SET EXERCISE: Please pull out every line that includes the string "Atlantic".

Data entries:
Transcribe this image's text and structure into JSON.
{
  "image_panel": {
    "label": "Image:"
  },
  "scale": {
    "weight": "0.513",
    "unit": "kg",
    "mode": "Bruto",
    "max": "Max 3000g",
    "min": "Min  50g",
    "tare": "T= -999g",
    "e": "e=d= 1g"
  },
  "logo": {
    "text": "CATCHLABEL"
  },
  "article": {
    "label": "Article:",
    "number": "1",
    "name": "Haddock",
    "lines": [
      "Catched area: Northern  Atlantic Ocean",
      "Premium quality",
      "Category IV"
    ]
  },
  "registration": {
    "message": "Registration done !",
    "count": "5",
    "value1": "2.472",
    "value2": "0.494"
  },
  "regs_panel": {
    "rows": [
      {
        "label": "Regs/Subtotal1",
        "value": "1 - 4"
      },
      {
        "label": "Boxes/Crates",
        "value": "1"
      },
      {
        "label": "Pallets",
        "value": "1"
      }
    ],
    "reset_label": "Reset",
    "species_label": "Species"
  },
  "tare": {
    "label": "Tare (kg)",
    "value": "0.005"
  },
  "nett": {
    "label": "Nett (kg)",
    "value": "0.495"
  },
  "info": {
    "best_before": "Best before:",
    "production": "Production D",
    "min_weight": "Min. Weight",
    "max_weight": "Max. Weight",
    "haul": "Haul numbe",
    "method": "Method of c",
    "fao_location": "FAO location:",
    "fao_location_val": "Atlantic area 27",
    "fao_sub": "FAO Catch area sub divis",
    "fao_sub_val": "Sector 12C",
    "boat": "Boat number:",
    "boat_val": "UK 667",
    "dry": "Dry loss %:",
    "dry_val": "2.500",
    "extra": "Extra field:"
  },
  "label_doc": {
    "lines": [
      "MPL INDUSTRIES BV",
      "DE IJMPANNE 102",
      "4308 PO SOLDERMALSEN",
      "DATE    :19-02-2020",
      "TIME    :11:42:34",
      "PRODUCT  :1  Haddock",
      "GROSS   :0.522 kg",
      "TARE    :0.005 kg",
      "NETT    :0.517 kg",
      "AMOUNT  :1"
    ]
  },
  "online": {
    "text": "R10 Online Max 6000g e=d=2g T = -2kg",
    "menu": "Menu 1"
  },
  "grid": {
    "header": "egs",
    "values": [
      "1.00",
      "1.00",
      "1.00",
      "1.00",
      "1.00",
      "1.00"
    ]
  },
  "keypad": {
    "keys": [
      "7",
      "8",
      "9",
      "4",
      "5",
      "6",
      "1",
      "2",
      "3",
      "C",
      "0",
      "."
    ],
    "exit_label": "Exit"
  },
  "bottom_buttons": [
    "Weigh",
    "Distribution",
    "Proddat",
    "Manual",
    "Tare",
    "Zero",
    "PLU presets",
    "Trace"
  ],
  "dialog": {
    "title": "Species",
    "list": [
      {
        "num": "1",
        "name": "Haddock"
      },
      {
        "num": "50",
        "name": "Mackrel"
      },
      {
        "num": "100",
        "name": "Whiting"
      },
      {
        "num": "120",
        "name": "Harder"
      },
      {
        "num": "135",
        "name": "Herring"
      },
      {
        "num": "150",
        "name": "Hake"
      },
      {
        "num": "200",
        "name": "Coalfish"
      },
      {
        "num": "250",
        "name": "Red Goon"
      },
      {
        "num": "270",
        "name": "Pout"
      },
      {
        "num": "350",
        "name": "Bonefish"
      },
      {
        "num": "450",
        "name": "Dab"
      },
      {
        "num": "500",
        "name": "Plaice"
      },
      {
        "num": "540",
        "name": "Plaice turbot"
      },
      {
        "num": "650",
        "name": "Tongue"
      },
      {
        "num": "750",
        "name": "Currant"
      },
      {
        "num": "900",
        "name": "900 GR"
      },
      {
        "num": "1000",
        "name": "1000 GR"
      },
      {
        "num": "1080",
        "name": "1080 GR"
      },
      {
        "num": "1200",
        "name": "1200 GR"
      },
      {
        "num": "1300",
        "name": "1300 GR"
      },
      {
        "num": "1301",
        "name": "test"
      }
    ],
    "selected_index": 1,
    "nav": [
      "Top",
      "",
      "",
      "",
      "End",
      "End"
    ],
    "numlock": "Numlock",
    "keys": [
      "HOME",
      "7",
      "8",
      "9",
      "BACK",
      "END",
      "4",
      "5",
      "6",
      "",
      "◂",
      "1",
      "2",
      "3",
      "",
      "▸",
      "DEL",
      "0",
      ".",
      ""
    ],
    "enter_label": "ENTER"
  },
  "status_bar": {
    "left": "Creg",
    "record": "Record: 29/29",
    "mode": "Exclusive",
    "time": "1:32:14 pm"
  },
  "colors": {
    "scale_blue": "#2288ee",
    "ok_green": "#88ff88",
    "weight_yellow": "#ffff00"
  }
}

TASK ANSWER:
      "Catched area: Northern  Atlantic Ocean",
    "fao_location_val": "Atlantic area 27",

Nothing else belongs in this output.